(Material shown)
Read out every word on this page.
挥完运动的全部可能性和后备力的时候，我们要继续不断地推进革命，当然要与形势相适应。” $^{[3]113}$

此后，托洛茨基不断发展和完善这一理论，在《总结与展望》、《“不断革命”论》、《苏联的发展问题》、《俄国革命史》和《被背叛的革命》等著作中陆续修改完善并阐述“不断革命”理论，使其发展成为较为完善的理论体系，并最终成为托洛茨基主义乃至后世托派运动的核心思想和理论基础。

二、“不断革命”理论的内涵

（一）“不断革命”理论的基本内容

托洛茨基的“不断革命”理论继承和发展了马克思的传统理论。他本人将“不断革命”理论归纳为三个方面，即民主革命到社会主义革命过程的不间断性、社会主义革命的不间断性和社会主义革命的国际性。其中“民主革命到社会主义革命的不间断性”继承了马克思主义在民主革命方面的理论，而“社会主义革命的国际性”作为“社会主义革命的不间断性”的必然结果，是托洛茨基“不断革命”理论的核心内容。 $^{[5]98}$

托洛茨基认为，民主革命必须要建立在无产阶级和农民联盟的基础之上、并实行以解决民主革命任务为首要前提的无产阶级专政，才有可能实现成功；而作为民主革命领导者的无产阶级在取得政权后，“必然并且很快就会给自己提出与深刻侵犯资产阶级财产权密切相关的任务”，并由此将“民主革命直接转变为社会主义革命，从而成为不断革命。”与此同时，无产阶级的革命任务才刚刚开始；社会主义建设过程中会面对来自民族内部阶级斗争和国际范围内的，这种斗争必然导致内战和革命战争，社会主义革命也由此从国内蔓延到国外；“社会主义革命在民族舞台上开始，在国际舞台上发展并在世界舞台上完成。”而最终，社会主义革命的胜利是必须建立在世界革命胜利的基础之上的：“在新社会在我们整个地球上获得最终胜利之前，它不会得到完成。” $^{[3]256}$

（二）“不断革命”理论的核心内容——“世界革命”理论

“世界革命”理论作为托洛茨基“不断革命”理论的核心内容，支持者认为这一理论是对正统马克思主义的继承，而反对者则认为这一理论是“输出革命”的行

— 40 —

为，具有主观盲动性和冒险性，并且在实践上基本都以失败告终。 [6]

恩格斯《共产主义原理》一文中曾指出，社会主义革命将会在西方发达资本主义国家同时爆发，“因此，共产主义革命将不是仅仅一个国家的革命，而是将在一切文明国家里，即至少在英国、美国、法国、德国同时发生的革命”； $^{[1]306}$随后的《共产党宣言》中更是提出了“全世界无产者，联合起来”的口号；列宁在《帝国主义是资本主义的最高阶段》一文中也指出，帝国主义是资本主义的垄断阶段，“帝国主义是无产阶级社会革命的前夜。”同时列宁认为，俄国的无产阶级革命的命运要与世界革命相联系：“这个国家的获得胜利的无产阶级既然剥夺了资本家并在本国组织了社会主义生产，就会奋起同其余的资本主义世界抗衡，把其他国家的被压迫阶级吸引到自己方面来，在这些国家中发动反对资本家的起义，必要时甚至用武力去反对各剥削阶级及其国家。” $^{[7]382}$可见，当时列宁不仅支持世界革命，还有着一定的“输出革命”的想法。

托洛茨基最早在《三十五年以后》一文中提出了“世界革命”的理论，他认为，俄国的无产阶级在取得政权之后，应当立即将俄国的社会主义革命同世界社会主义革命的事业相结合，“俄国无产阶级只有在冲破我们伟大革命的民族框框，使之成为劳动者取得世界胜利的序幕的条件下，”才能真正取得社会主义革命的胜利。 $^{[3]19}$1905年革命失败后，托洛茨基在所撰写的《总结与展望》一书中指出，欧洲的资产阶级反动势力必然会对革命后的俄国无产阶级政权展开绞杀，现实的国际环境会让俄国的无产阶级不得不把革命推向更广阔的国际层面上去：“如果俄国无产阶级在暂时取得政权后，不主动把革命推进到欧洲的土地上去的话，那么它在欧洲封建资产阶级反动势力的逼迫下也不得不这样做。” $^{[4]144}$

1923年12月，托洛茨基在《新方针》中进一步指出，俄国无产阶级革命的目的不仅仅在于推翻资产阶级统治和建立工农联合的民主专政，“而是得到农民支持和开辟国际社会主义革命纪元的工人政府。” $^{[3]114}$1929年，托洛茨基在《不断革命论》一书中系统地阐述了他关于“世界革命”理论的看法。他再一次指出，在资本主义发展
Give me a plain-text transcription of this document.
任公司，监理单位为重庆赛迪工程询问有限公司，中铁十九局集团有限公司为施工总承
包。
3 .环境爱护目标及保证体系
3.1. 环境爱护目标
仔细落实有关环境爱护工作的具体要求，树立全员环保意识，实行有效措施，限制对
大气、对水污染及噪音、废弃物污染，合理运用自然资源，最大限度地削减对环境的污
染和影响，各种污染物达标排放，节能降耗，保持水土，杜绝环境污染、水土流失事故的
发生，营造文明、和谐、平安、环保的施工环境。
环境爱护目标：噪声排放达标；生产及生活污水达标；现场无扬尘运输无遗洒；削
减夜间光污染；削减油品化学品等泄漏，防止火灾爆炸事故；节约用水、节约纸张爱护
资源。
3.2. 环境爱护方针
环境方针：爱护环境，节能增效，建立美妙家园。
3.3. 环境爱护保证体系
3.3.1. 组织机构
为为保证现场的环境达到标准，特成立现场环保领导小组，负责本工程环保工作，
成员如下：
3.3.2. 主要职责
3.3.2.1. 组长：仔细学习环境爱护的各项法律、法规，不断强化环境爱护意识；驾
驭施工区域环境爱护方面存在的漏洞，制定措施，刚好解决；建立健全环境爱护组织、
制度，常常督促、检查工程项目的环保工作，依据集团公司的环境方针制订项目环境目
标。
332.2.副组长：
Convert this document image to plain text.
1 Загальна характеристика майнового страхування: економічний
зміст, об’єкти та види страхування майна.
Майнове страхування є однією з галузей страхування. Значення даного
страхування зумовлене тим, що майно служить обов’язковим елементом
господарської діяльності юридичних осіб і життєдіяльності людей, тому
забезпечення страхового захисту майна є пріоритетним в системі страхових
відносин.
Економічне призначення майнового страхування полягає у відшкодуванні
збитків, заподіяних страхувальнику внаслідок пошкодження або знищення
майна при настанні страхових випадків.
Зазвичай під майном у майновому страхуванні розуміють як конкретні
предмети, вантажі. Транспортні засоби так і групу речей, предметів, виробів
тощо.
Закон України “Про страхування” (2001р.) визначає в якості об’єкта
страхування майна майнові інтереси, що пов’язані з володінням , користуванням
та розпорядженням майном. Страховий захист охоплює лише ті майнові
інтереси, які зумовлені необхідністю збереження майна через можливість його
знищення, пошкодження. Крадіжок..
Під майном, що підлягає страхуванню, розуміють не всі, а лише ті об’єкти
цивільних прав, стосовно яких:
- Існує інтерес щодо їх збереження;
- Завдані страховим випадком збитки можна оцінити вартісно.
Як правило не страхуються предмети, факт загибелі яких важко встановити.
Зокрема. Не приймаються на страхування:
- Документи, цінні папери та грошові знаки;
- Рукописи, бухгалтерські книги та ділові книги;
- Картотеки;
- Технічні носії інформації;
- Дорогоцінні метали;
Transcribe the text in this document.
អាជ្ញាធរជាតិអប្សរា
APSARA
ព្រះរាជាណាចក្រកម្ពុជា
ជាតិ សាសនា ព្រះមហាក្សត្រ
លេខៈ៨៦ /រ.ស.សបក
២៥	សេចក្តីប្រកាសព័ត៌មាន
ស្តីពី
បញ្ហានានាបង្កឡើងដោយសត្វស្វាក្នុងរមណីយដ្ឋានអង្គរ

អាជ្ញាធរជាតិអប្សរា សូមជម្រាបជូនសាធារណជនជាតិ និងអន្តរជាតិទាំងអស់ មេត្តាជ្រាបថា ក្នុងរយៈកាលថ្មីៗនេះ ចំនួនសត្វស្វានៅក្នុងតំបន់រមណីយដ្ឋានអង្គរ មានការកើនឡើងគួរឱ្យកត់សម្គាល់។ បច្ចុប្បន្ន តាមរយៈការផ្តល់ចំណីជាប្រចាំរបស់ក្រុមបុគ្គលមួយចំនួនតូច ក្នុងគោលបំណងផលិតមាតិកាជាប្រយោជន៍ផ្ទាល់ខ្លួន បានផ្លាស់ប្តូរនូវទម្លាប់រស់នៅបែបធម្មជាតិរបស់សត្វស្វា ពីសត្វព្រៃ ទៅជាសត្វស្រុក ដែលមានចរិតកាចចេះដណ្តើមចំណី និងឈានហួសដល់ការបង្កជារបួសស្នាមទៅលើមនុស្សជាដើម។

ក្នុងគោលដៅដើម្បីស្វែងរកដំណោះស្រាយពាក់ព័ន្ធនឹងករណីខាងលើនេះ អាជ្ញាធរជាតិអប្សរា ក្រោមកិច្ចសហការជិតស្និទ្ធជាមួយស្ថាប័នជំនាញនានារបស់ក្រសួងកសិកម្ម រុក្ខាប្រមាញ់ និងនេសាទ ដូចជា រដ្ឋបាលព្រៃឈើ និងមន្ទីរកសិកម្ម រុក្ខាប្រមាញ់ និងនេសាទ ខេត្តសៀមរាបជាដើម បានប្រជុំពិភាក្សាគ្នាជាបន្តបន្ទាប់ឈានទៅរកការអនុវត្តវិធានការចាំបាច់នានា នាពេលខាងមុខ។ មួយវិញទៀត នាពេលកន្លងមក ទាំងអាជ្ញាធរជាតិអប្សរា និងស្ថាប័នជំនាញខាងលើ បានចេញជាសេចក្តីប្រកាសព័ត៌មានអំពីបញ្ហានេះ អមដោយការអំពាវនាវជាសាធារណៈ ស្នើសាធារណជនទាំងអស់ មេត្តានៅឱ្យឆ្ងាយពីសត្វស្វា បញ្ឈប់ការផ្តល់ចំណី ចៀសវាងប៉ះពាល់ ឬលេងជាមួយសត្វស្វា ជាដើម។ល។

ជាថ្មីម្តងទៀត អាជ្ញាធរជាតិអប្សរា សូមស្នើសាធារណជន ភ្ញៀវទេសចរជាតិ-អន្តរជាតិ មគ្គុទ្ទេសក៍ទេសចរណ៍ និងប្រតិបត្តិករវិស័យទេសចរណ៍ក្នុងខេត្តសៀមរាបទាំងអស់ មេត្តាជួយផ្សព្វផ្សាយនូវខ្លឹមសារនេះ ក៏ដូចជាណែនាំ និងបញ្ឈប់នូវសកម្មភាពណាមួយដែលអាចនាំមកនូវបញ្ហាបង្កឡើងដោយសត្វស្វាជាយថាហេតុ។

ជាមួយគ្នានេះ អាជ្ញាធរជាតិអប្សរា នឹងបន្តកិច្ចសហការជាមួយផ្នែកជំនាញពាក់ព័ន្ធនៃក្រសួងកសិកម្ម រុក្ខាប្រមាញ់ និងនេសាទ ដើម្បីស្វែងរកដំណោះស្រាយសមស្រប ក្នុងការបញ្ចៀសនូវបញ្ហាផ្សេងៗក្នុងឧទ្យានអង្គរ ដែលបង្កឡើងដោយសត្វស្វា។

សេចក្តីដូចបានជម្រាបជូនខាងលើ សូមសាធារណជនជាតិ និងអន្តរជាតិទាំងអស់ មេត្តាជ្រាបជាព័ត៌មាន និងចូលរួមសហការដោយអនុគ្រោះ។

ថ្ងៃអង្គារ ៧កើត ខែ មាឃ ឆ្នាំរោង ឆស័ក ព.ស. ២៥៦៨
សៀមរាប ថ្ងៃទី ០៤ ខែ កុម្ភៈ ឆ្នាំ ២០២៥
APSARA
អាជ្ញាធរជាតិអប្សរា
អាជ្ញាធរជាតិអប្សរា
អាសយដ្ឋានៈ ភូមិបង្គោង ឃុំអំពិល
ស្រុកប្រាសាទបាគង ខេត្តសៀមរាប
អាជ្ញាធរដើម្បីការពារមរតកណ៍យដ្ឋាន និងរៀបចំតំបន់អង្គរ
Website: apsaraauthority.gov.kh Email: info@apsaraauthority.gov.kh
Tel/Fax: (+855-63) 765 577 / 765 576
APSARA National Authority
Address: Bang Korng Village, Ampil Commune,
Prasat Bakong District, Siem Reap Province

(Task directions)
Go through the entries above and count the lines containing the word "предмети"; give only that count.

(Correct output)
2